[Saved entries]
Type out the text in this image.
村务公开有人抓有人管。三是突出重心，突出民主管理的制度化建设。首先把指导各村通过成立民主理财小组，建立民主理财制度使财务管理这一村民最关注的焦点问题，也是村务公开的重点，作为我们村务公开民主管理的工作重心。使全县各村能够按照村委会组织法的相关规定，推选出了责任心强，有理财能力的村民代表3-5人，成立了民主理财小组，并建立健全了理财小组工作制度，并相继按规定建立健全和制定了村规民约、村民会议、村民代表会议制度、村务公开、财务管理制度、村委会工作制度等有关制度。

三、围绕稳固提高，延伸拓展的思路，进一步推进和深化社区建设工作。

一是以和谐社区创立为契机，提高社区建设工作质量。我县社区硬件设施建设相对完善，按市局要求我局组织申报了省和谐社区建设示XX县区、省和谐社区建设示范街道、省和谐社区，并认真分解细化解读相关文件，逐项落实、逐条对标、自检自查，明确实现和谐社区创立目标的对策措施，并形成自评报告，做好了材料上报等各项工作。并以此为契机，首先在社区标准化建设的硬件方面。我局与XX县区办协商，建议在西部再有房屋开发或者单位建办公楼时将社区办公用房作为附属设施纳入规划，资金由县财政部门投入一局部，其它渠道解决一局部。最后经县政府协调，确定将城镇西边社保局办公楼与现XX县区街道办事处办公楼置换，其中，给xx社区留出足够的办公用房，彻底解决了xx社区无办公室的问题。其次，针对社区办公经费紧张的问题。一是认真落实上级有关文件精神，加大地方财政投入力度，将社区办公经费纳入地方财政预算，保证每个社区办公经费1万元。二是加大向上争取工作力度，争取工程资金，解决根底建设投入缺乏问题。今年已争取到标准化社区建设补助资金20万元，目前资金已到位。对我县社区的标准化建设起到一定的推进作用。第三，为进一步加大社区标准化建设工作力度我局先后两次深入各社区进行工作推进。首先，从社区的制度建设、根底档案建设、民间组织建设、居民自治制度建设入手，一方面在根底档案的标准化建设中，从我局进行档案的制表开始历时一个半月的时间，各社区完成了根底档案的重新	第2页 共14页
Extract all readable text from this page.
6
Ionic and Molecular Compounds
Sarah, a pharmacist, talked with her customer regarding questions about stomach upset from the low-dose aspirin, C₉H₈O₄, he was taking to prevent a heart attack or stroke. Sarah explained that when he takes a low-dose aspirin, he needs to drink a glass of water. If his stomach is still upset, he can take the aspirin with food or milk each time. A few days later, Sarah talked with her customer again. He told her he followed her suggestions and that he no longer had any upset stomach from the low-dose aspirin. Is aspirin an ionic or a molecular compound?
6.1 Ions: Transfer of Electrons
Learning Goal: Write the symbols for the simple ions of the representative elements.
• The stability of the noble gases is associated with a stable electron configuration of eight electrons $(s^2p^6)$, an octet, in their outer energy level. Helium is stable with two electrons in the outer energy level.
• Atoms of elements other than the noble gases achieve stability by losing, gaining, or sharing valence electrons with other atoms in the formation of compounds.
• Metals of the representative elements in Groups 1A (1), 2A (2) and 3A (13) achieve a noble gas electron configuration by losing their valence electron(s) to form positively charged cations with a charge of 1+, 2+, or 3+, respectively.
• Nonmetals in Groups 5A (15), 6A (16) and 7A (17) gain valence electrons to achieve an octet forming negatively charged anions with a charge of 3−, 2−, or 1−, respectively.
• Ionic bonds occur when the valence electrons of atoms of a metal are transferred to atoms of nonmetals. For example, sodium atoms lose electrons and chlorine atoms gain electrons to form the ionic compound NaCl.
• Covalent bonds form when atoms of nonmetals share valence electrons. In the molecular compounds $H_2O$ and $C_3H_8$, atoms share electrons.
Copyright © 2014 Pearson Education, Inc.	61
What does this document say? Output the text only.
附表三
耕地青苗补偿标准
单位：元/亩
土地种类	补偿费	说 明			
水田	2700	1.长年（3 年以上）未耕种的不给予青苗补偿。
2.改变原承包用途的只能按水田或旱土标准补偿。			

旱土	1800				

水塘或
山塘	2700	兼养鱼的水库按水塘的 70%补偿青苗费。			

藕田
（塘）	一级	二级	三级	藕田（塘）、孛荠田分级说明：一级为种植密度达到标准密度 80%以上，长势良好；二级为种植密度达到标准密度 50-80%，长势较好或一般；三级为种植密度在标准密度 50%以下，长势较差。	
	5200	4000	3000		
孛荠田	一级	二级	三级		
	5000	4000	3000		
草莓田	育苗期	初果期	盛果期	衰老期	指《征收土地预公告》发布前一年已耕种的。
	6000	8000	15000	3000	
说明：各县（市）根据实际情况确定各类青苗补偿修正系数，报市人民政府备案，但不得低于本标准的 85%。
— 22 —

WHAT IS NEEDED
Repeat each record in full; every line must match exactly.

TASK RESULT
Type out the text in this image.
村务公开有人抓有人管。三是突出重心，突出民主管理的制度化建设。首先把指导各村通过成立民主理财小组，建立民主理财制度使财务管理这一村民最关注的焦点问题，也是村务公开的重点，作为我们村务公开民主管理的工作重心。使全县各村能够按照村委会组织法的相关规定，推选出了责任心强，有理财能力的村民代表3-5人，成立了民主理财小组，并建立健全了理财小组工作制度，并相继按规定建立健全和制定了村规民约、村民会议、村民代表会议制度、村务公开、财务管理制度、村委会工作制度等有关制度。

三、围绕稳固提高，延伸拓展的思路，进一步推进和深化社区建设工作。

一是以和谐社区创立为契机，提高社区建设工作质量。我县社区硬件设施建设相对完善，按市局要求我局组织申报了省和谐社区建设示XX县区、省和谐社区建设示范街道、省和谐社区，并认真分解细化解读相关文件，逐项落实、逐条对标、自检自查，明确实现和谐社区创立目标的对策措施，并形成自评报告，做好了材料上报等各项工作。并以此为契机，首先在社区标准化建设的硬件方面。我局与XX县区办协商，建议在西部再有房屋开发或者单位建办公楼时将社区办公用房作为附属设施纳入规划，资金由县财政部门投入一局部，其它渠道解决一局部。最后经县政府协调，确定将城镇西边社保局办公楼与现XX县区街道办事处办公楼置换，其中，给xx社区留出足够的办公用房，彻底解决了xx社区无办公室的问题。其次，针对社区办公经费紧张的问题。一是认真落实上级有关文件精神，加大地方财政投入力度，将社区办公经费纳入地方财政预算，保证每个社区办公经费1万元。二是加大向上争取工作力度，争取工程资金，解决根底建设投入缺乏问题。今年已争取到标准化社区建设补助资金20万元，目前资金已到位。对我县社区的标准化建设起到一定的推进作用。第三，为进一步加大社区标准化建设工作力度我局先后两次深入各社区进行工作推进。首先，从社区的制度建设、根底档案建设、民间组织建设、居民自治制度建设入手，一方面在根底档案的标准化建设中，从我局进行档案的制表开始历时一个半月的时间，各社区完成了根底档案的重新	第2页 共14页
Extract all readable text from this page.
6
Ionic and Molecular Compounds
Sarah, a pharmacist, talked with her customer regarding questions about stomach upset from the low-dose aspirin, C₉H₈O₄, he was taking to prevent a heart attack or stroke. Sarah explained that when he takes a low-dose aspirin, he needs to drink a glass of water. If his stomach is still upset, he can take the aspirin with food or milk each time. A few days later, Sarah talked with her customer again. He told her he followed her suggestions and that he no longer had any upset stomach from the low-dose aspirin. Is aspirin an ionic or a molecular compound?
6.1 Ions: Transfer of Electrons
Learning Goal: Write the symbols for the simple ions of the representative elements.
• The stability of the noble gases is associated with a stable electron configuration of eight electrons $(s^2p^6)$, an octet, in their outer energy level. Helium is stable with two electrons in the outer energy level.
• Atoms of elements other than the noble gases achieve stability by losing, gaining, or sharing valence electrons with other atoms in the formation of compounds.
• Metals of the representative elements in Groups 1A (1), 2A (2) and 3A (13) achieve a noble gas electron configuration by losing their valence electron(s) to form positively charged cations with a charge of 1+, 2+, or 3+, respectively.
• Nonmetals in Groups 5A (15), 6A (16) and 7A (17) gain valence electrons to achieve an octet forming negatively charged anions with a charge of 3−, 2−, or 1−, respectively.
• Ionic bonds occur when the valence electrons of atoms of a metal are transferred to atoms of nonmetals. For example, sodium atoms lose electrons and chlorine atoms gain electrons to form the ionic compound NaCl.
• Covalent bonds form when atoms of nonmetals share valence electrons. In the molecular compounds $H_2O$ and $C_3H_8$, atoms share electrons.
Copyright © 2014 Pearson Education, Inc.	61
What does this document say? Output the text only.
附表三
耕地青苗补偿标准
单位：元/亩
土地种类	补偿费	说 明			
水田	2700	1.长年（3 年以上）未耕种的不给予青苗补偿。
2.改变原承包用途的只能按水田或旱土标准补偿。			

旱土	1800				

水塘或
山塘	2700	兼养鱼的水库按水塘的 70%补偿青苗费。			

藕田
（塘）	一级	二级	三级	藕田（塘）、孛荠田分级说明：一级为种植密度达到标准密度 80%以上，长势良好；二级为种植密度达到标准密度 50-80%，长势较好或一般；三级为种植密度在标准密度 50%以下，长势较差。	
	5200	4000	3000		
孛荠田	一级	二级	三级		
	5000	4000	3000		
草莓田	育苗期	初果期	盛果期	衰老期	指《征收土地预公告》发布前一年已耕种的。
	6000	8000	15000	3000	
说明：各县（市）根据实际情况确定各类青苗补偿修正系数，报市人民政府备案，但不得低于本标准的 85%。
— 22 —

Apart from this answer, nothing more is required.